Compile every line that includes the word "oshirilgan".

......

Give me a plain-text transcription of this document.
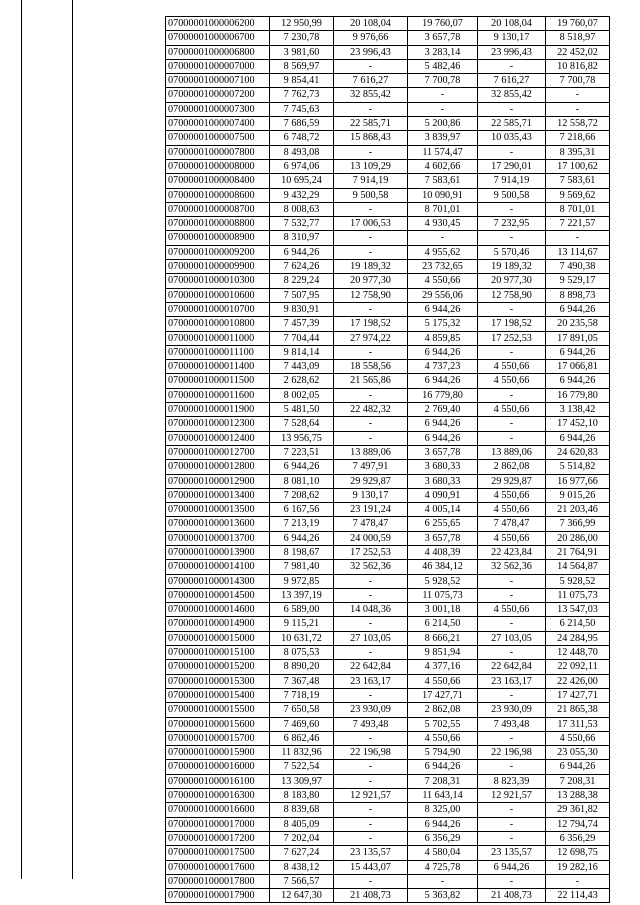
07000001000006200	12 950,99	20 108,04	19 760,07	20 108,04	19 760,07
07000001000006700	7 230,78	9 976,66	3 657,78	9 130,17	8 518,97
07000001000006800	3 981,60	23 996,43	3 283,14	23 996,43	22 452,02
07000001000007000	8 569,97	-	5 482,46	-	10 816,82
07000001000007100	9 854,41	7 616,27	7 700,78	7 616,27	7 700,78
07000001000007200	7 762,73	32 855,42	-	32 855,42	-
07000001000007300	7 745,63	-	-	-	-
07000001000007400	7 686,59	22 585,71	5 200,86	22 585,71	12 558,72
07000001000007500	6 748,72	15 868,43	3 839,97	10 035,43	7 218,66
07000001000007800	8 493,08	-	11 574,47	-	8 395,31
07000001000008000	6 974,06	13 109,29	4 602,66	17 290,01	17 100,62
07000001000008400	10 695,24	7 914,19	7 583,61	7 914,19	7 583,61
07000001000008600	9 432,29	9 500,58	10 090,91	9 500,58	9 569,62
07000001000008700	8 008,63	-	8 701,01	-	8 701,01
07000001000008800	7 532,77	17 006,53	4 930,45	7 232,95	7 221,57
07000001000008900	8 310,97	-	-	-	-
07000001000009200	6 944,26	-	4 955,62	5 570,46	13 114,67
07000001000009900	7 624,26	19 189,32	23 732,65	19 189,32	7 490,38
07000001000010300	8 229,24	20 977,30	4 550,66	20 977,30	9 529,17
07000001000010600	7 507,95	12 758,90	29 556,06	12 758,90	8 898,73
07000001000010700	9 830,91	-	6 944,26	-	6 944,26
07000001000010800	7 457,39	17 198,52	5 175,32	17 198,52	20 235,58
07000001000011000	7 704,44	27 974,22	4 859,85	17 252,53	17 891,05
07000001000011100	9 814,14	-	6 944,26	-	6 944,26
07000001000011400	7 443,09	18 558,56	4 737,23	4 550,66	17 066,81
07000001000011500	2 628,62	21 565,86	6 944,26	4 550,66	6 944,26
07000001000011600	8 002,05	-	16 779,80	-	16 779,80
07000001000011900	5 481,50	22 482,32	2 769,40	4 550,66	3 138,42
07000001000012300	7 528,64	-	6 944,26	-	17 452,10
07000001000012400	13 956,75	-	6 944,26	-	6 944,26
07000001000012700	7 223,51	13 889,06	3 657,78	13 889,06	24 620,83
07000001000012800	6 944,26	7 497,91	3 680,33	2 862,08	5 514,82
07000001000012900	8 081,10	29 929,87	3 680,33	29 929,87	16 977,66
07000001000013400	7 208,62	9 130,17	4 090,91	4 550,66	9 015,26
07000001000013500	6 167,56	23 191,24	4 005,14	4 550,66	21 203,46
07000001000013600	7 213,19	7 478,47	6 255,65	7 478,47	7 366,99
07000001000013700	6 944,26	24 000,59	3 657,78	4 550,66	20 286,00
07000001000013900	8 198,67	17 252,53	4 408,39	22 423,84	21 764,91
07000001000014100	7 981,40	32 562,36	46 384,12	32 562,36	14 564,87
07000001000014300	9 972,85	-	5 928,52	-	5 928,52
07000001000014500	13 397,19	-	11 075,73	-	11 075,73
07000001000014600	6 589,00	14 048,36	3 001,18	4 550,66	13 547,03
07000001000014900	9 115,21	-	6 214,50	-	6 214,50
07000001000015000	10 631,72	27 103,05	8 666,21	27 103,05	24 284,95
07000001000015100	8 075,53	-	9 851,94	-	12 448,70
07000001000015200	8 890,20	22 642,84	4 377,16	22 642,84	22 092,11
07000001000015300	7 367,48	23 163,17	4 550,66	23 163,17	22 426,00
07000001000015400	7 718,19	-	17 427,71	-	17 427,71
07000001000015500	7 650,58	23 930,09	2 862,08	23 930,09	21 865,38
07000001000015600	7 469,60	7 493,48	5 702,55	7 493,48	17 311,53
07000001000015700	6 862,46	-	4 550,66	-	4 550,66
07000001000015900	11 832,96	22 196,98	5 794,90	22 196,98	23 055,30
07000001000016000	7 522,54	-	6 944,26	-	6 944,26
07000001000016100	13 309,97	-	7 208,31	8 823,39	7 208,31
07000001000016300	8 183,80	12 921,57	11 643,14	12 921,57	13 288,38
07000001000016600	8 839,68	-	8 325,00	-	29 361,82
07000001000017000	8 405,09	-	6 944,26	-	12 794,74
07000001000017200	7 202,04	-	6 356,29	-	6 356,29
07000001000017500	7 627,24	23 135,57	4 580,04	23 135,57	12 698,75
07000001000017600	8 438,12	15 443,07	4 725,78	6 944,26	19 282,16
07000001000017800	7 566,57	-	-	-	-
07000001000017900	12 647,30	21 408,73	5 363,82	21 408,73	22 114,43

......

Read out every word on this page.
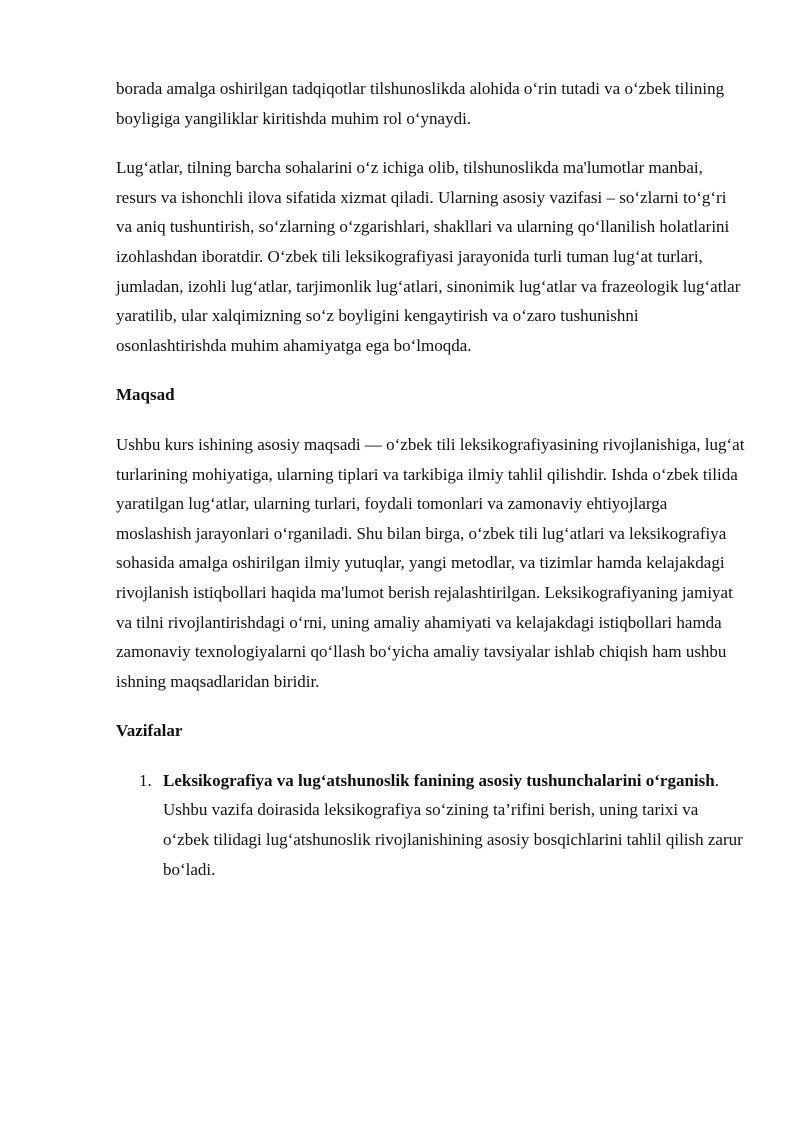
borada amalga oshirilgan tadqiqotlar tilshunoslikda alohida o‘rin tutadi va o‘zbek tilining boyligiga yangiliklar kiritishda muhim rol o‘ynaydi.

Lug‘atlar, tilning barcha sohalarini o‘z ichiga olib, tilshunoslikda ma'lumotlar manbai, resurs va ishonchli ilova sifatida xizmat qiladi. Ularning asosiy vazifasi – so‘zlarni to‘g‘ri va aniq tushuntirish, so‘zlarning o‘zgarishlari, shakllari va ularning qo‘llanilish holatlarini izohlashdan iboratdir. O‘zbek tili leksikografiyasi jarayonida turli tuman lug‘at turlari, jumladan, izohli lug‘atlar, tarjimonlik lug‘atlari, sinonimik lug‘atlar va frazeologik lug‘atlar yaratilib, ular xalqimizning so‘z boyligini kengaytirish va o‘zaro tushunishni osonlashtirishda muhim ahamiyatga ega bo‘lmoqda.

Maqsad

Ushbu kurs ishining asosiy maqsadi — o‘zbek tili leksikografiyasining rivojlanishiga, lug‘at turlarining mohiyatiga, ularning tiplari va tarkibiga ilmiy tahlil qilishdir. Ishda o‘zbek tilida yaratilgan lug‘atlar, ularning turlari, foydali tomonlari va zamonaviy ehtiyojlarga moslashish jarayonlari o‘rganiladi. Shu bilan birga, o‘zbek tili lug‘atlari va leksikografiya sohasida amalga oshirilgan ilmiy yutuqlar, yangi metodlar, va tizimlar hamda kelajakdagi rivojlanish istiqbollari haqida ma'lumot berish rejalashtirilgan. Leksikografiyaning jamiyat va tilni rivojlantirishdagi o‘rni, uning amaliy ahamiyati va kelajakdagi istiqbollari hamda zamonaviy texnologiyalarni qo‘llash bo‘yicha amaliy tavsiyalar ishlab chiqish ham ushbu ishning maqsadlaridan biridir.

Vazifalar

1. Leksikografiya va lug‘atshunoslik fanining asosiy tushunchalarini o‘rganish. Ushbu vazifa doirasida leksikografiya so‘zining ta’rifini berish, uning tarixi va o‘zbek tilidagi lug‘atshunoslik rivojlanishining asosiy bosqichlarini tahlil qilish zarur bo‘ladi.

......

◆ **Task response**:
borada amalga oshirilgan tadqiqotlar tilshunoslikda alohida o‘rin tutadi va o‘zbek tilining boyligiga yangiliklar kiritishda muhim rol o‘ynaydi.
Ushbu kurs ishining asosiy maqsadi — o‘zbek tili leksikografiyasining rivojlanishiga, lug‘at turlarining mohiyatiga, ularning tiplari va tarkibiga ilmiy tahlil qilishdir. Ishda o‘zbek tilida yaratilgan lug‘atlar, ularning turlari, foydali tomonlari va zamonaviy ehtiyojlarga moslashish jarayonlari o‘rganiladi. Shu bilan birga, o‘zbek tili lug‘atlari va leksikografiya sohasida amalga oshirilgan ilmiy yutuqlar, yangi metodlar, va tizimlar hamda kelajakdagi rivojlanish istiqbollari haqida ma'lumot berish rejalashtirilgan. Leksikografiyaning jamiyat va tilni rivojlantirishdagi o‘rni, uning amaliy ahamiyati va kelajakdagi istiqbollari hamda zamonaviy texnologiyalarni qo‘llash bo‘yicha amaliy tavsiyalar ishlab chiqish ham ushbu ishning maqsadlaridan biridir.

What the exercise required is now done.